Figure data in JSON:
________________________________________

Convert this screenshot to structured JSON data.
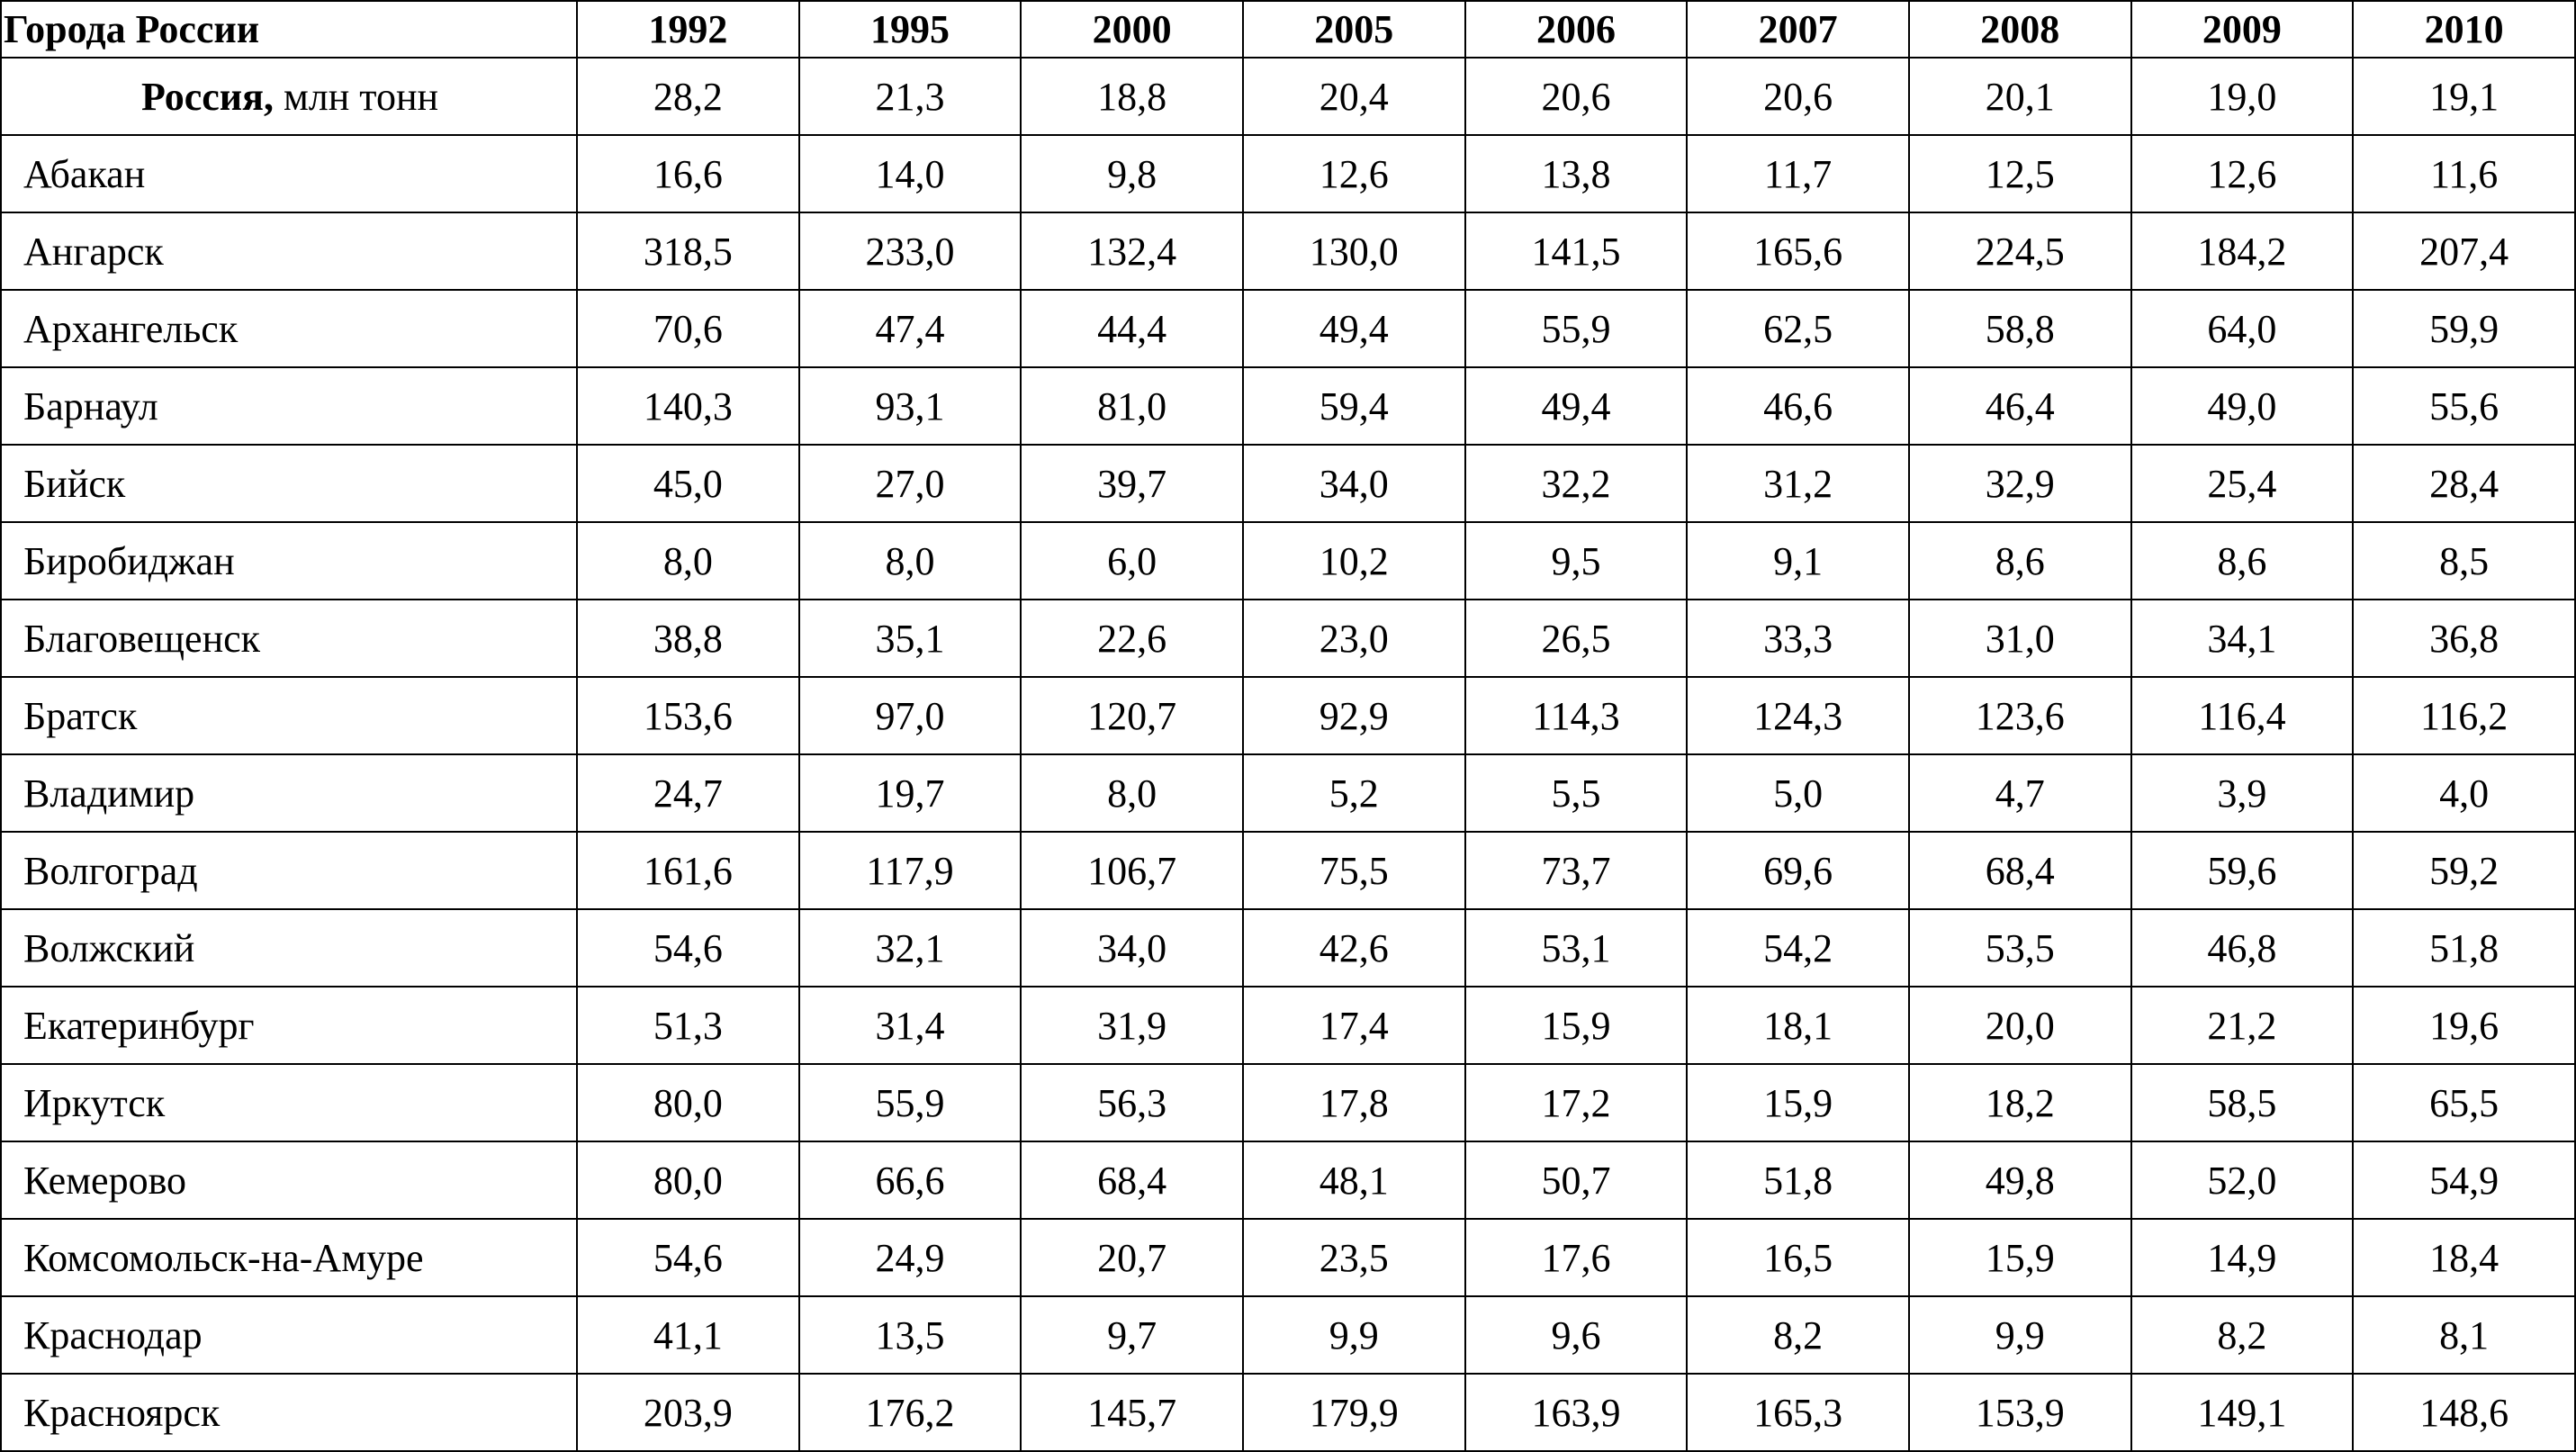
{
  "table": {
    "header": [
      "Города России",
      "1992",
      "1995",
      "2000",
      "2005",
      "2006",
      "2007",
      "2008",
      "2009",
      "2010"
    ],
    "total": {
      "label": "Россия,",
      "unit": "млн тонн",
      "values": [
        "28,2",
        "21,3",
        "18,8",
        "20,4",
        "20,6",
        "20,6",
        "20,1",
        "19,0",
        "19,1"
      ]
    },
    "rows": [
      [
        "Абакан",
        "16,6",
        "14,0",
        "9,8",
        "12,6",
        "13,8",
        "11,7",
        "12,5",
        "12,6",
        "11,6"
      ],
      [
        "Ангарск",
        "318,5",
        "233,0",
        "132,4",
        "130,0",
        "141,5",
        "165,6",
        "224,5",
        "184,2",
        "207,4"
      ],
      [
        "Архангельск",
        "70,6",
        "47,4",
        "44,4",
        "49,4",
        "55,9",
        "62,5",
        "58,8",
        "64,0",
        "59,9"
      ],
      [
        "Барнаул",
        "140,3",
        "93,1",
        "81,0",
        "59,4",
        "49,4",
        "46,6",
        "46,4",
        "49,0",
        "55,6"
      ],
      [
        "Бийск",
        "45,0",
        "27,0",
        "39,7",
        "34,0",
        "32,2",
        "31,2",
        "32,9",
        "25,4",
        "28,4"
      ],
      [
        "Биробиджан",
        "8,0",
        "8,0",
        "6,0",
        "10,2",
        "9,5",
        "9,1",
        "8,6",
        "8,6",
        "8,5"
      ],
      [
        "Благовещенск",
        "38,8",
        "35,1",
        "22,6",
        "23,0",
        "26,5",
        "33,3",
        "31,0",
        "34,1",
        "36,8"
      ],
      [
        "Братск",
        "153,6",
        "97,0",
        "120,7",
        "92,9",
        "114,3",
        "124,3",
        "123,6",
        "116,4",
        "116,2"
      ],
      [
        "Владимир",
        "24,7",
        "19,7",
        "8,0",
        "5,2",
        "5,5",
        "5,0",
        "4,7",
        "3,9",
        "4,0"
      ],
      [
        "Волгоград",
        "161,6",
        "117,9",
        "106,7",
        "75,5",
        "73,7",
        "69,6",
        "68,4",
        "59,6",
        "59,2"
      ],
      [
        "Волжский",
        "54,6",
        "32,1",
        "34,0",
        "42,6",
        "53,1",
        "54,2",
        "53,5",
        "46,8",
        "51,8"
      ],
      [
        "Екатеринбург",
        "51,3",
        "31,4",
        "31,9",
        "17,4",
        "15,9",
        "18,1",
        "20,0",
        "21,2",
        "19,6"
      ],
      [
        "Иркутск",
        "80,0",
        "55,9",
        "56,3",
        "17,8",
        "17,2",
        "15,9",
        "18,2",
        "58,5",
        "65,5"
      ],
      [
        "Кемерово",
        "80,0",
        "66,6",
        "68,4",
        "48,1",
        "50,7",
        "51,8",
        "49,8",
        "52,0",
        "54,9"
      ],
      [
        "Комсомольск-на-Амуре",
        "54,6",
        "24,9",
        "20,7",
        "23,5",
        "17,6",
        "16,5",
        "15,9",
        "14,9",
        "18,4"
      ],
      [
        "Краснодар",
        "41,1",
        "13,5",
        "9,7",
        "9,9",
        "9,6",
        "8,2",
        "9,9",
        "8,2",
        "8,1"
      ],
      [
        "Красноярск",
        "203,9",
        "176,2",
        "145,7",
        "179,9",
        "163,9",
        "165,3",
        "153,9",
        "149,1",
        "148,6"
      ]
    ]
  }
}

________________________________________

▶ _Requirement_: Make an exact copy of the whole listing, but don't bring over any pictures.

▶ _Solution_:
Convert this screenshot to structured JSON data.
{
  "table": {
    "header": [
      "Города России",
      "1992",
      "1995",
      "2000",
      "2005",
      "2006",
      "2007",
      "2008",
      "2009",
      "2010"
    ],
    "total": {
      "label": "Россия,",
      "unit": "млн тонн",
      "values": [
        "28,2",
        "21,3",
        "18,8",
        "20,4",
        "20,6",
        "20,6",
        "20,1",
        "19,0",
        "19,1"
      ]
    },
    "rows": [
      [
        "Абакан",
        "16,6",
        "14,0",
        "9,8",
        "12,6",
        "13,8",
        "11,7",
        "12,5",
        "12,6",
        "11,6"
      ],
      [
        "Ангарск",
        "318,5",
        "233,0",
        "132,4",
        "130,0",
        "141,5",
        "165,6",
        "224,5",
        "184,2",
        "207,4"
      ],
      [
        "Архангельск",
        "70,6",
        "47,4",
        "44,4",
        "49,4",
        "55,9",
        "62,5",
        "58,8",
        "64,0",
        "59,9"
      ],
      [
        "Барнаул",
        "140,3",
        "93,1",
        "81,0",
        "59,4",
        "49,4",
        "46,6",
        "46,4",
        "49,0",
        "55,6"
      ],
      [
        "Бийск",
        "45,0",
        "27,0",
        "39,7",
        "34,0",
        "32,2",
        "31,2",
        "32,9",
        "25,4",
        "28,4"
      ],
      [
        "Биробиджан",
        "8,0",
        "8,0",
        "6,0",
        "10,2",
        "9,5",
        "9,1",
        "8,6",
        "8,6",
        "8,5"
      ],
      [
        "Благовещенск",
        "38,8",
        "35,1",
        "22,6",
        "23,0",
        "26,5",
        "33,3",
        "31,0",
        "34,1",
        "36,8"
      ],
      [
        "Братск",
        "153,6",
        "97,0",
        "120,7",
        "92,9",
        "114,3",
        "124,3",
        "123,6",
        "116,4",
        "116,2"
      ],
      [
        "Владимир",
        "24,7",
        "19,7",
        "8,0",
        "5,2",
        "5,5",
        "5,0",
        "4,7",
        "3,9",
        "4,0"
      ],
      [
        "Волгоград",
        "161,6",
        "117,9",
        "106,7",
        "75,5",
        "73,7",
        "69,6",
        "68,4",
        "59,6",
        "59,2"
      ],
      [
        "Волжский",
        "54,6",
        "32,1",
        "34,0",
        "42,6",
        "53,1",
        "54,2",
        "53,5",
        "46,8",
        "51,8"
      ],
      [
        "Екатеринбург",
        "51,3",
        "31,4",
        "31,9",
        "17,4",
        "15,9",
        "18,1",
        "20,0",
        "21,2",
        "19,6"
      ],
      [
        "Иркутск",
        "80,0",
        "55,9",
        "56,3",
        "17,8",
        "17,2",
        "15,9",
        "18,2",
        "58,5",
        "65,5"
      ],
      [
        "Кемерово",
        "80,0",
        "66,6",
        "68,4",
        "48,1",
        "50,7",
        "51,8",
        "49,8",
        "52,0",
        "54,9"
      ],
      [
        "Комсомольск-на-Амуре",
        "54,6",
        "24,9",
        "20,7",
        "23,5",
        "17,6",
        "16,5",
        "15,9",
        "14,9",
        "18,4"
      ],
      [
        "Краснодар",
        "41,1",
        "13,5",
        "9,7",
        "9,9",
        "9,6",
        "8,2",
        "9,9",
        "8,2",
        "8,1"
      ],
      [
        "Красноярск",
        "203,9",
        "176,2",
        "145,7",
        "179,9",
        "163,9",
        "165,3",
        "153,9",
        "149,1",
        "148,6"
      ]
    ]
  }
}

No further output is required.